WHAT THE EXERCISE ASKS: Exactly repeat the material, dropping every picture from the copy.

━━━ EXERCISE DATA

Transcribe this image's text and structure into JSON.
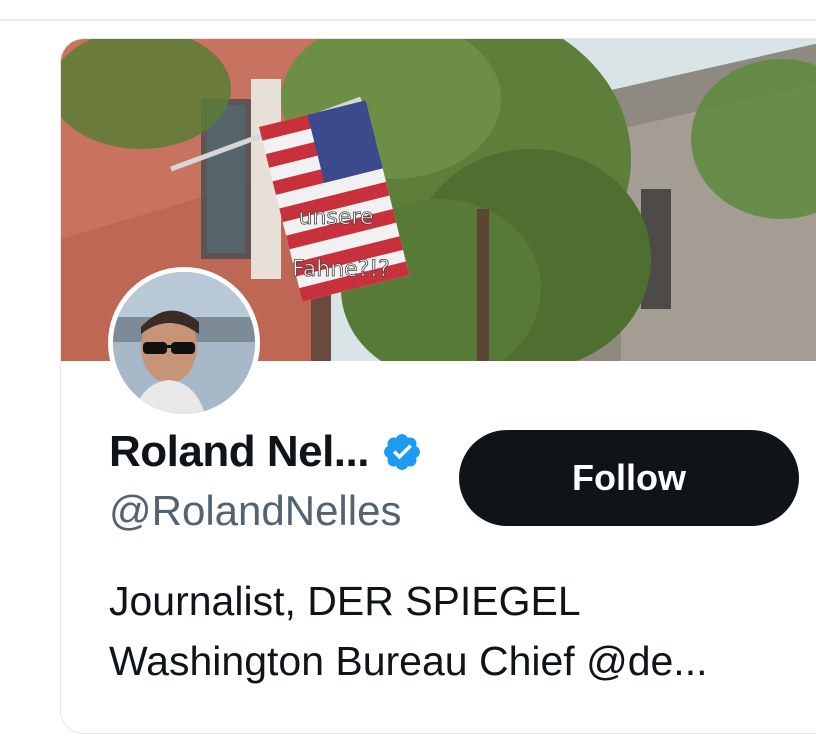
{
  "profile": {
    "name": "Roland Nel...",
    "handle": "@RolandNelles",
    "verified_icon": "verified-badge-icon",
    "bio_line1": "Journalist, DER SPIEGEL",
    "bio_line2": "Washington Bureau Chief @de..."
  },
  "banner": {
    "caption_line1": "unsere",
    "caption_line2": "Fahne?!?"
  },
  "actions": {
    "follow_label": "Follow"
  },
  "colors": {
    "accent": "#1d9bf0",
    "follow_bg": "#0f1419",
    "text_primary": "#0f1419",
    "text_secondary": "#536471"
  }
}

━━━━━━

ANSWER FOR THE TASK:
Transcribe this image's text and structure into JSON.
{
  "profile": {
    "name": "Roland Nel...",
    "handle": "@RolandNelles",
    "verified_icon": "verified-badge-icon",
    "bio_line1": "Journalist, DER SPIEGEL",
    "bio_line2": "Washington Bureau Chief @de..."
  },
  "banner": {
    "caption_line1": "unsere",
    "caption_line2": "Fahne?!?"
  },
  "actions": {
    "follow_label": "Follow"
  },
  "colors": {
    "accent": "#1d9bf0",
    "follow_bg": "#0f1419",
    "text_primary": "#0f1419",
    "text_secondary": "#536471"
  }
}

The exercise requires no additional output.